## Data rows
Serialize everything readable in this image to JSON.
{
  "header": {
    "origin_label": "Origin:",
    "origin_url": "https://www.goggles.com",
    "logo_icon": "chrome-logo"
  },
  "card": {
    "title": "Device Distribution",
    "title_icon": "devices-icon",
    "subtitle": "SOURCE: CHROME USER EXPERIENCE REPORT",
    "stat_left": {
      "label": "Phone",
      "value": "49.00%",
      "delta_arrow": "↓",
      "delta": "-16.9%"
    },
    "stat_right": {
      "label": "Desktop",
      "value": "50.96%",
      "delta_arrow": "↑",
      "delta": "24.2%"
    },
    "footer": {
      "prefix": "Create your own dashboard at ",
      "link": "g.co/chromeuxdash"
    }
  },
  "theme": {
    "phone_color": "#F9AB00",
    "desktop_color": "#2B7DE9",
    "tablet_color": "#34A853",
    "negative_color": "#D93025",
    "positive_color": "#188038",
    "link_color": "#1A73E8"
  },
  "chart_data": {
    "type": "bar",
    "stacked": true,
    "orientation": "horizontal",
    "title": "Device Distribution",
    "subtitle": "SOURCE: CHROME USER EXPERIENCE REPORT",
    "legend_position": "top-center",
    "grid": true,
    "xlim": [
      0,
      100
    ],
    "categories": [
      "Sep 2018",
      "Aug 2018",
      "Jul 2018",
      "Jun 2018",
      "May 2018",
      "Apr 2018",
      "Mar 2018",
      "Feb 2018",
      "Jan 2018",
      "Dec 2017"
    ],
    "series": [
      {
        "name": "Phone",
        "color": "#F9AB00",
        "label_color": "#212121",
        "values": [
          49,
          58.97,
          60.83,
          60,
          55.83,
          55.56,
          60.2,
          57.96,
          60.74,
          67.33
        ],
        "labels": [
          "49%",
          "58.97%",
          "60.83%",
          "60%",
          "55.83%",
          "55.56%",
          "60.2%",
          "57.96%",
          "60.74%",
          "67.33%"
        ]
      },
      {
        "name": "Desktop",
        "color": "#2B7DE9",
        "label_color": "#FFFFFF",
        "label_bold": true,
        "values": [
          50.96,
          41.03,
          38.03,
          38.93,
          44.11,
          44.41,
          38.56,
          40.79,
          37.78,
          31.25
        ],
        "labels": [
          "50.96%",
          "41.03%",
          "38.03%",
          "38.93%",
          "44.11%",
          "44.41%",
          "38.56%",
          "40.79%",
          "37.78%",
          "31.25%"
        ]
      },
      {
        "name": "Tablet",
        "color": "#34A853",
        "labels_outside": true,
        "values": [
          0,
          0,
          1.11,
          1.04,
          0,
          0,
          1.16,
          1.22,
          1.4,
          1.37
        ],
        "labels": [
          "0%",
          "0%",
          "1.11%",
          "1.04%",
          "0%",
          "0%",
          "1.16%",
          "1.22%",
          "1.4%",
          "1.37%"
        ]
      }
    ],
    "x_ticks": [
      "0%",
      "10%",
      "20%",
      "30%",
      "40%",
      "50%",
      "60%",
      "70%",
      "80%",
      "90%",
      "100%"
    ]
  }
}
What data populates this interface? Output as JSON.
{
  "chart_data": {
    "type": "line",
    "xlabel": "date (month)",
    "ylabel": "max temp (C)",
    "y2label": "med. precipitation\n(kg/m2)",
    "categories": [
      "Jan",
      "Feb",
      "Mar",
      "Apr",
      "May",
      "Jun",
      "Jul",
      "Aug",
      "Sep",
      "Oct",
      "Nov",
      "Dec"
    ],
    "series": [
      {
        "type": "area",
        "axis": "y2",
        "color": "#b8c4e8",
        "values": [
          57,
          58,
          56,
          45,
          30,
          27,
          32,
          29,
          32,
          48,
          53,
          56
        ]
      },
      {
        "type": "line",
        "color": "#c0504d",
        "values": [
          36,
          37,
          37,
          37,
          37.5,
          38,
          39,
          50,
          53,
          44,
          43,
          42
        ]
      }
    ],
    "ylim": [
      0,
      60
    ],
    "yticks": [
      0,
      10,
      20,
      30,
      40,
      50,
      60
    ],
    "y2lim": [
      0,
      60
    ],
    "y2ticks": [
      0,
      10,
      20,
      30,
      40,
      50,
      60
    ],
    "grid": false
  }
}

## Set exercise
Give back, exactly as written, the lines from the one with "What data populates" to the last line.

## Answer to this exercise
What data populates this interface? Output as JSON.
{
  "chart_data": {
    "type": "line",
    "xlabel": "date (month)",
    "ylabel": "max temp (C)",
    "y2label": "med. precipitation\n(kg/m2)",
    "categories": [
      "Jan",
      "Feb",
      "Mar",
      "Apr",
      "May",
      "Jun",
      "Jul",
      "Aug",
      "Sep",
      "Oct",
      "Nov",
      "Dec"
    ],
    "series": [
      {
        "type": "area",
        "axis": "y2",
        "color": "#b8c4e8",
        "values": [
          57,
          58,
          56,
          45,
          30,
          27,
          32,
          29,
          32,
          48,
          53,
          56
        ]
      },
      {
        "type": "line",
        "color": "#c0504d",
        "values": [
          36,
          37,
          37,
          37,
          37.5,
          38,
          39,
          50,
          53,
          44,
          43,
          42
        ]
      }
    ],
    "ylim": [
      0,
      60
    ],
    "yticks": [
      0,
      10,
      20,
      30,
      40,
      50,
      60
    ],
    "y2lim": [
      0,
      60
    ],
    "y2ticks": [
      0,
      10,
      20,
      30,
      40,
      50,
      60
    ],
    "grid": false
  }
}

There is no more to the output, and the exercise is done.